## SUPPLIED ENTRIES

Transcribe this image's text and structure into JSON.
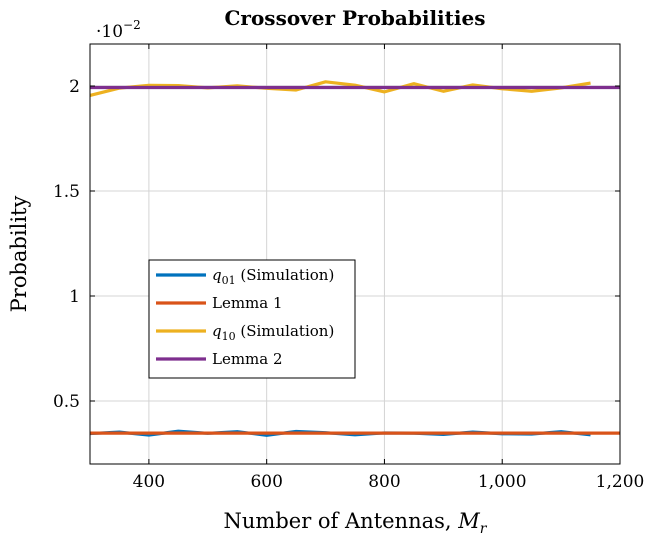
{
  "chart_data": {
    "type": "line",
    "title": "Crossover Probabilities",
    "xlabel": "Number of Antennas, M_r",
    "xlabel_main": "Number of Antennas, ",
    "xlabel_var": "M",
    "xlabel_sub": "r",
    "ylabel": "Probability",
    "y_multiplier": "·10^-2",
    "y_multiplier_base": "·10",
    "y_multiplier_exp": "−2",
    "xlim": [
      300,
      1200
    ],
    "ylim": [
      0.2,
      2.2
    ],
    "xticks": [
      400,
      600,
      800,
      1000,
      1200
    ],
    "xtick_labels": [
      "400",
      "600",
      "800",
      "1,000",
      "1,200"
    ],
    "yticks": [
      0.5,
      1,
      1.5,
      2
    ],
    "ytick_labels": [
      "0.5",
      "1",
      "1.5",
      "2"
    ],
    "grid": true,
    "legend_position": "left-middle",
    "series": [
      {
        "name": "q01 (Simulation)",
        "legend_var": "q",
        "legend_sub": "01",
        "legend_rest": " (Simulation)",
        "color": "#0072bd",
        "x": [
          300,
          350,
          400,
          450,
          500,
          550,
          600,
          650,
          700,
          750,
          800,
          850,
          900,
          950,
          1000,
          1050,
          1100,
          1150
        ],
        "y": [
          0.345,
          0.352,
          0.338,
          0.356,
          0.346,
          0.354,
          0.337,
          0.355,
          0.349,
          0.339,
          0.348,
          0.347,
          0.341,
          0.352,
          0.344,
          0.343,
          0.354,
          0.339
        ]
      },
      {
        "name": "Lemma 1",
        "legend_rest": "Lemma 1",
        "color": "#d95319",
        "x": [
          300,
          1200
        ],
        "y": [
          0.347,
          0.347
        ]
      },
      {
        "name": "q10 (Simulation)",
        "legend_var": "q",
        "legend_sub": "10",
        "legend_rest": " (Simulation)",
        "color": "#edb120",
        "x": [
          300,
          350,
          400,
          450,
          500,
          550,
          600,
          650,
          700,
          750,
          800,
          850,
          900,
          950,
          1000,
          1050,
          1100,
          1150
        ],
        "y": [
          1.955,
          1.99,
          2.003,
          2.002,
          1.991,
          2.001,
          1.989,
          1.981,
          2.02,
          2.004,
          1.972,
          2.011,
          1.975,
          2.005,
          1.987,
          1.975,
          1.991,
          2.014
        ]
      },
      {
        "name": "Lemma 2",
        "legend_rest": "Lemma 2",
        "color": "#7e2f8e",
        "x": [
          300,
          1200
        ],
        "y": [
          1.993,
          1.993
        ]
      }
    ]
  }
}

## WORK INSTRUCTIONS
Work out how many lines in the entries hold the string "color". Your answer should consist solely of that number.

## WRITTEN SOLUTION
4